Given instruction -> What is the number of lines containing "Show"? Give only that number.

Excerpted records ->
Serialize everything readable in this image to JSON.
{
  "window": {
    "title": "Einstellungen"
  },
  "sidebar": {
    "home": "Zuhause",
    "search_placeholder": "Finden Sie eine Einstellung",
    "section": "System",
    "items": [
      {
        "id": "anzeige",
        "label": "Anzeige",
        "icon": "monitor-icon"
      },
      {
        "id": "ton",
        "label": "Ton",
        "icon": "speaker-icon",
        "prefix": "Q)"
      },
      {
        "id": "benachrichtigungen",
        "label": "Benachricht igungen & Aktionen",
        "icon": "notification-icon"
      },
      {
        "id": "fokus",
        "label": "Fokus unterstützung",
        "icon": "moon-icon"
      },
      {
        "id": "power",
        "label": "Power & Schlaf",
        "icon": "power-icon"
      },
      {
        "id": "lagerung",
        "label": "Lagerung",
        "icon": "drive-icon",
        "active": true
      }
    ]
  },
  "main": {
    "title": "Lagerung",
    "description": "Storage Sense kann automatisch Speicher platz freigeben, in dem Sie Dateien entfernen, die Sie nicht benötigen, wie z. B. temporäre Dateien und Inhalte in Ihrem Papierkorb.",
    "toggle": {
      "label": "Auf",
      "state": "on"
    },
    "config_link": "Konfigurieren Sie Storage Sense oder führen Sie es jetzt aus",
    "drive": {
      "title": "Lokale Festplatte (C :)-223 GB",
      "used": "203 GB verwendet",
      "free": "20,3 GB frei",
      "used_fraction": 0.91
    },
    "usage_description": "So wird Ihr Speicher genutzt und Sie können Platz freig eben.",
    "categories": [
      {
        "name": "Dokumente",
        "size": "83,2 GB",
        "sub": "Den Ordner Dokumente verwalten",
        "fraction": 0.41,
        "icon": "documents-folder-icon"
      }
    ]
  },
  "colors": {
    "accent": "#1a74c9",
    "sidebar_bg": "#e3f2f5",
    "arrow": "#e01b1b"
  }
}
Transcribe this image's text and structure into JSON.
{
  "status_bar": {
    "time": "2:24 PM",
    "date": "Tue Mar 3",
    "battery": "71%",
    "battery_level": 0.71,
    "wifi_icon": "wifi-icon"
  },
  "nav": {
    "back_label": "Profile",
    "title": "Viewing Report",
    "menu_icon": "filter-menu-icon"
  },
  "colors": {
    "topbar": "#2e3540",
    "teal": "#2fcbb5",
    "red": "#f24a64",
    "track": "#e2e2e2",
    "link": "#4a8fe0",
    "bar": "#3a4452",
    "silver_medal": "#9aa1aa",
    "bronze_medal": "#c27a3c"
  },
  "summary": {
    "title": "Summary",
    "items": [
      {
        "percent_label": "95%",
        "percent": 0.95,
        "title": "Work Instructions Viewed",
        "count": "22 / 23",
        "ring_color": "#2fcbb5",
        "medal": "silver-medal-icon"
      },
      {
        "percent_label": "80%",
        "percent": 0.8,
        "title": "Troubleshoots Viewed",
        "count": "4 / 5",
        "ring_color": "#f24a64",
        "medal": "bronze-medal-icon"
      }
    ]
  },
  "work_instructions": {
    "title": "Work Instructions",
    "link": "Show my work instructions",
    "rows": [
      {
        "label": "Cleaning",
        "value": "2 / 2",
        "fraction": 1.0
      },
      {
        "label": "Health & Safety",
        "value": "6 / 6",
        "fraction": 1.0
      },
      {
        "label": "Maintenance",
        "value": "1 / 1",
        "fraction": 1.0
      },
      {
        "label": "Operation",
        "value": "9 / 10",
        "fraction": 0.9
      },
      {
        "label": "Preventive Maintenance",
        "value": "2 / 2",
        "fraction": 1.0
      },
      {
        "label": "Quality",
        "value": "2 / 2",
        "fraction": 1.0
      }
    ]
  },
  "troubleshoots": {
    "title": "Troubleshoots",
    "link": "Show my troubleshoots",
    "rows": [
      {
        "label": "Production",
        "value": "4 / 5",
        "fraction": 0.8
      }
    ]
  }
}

Complete output -> 2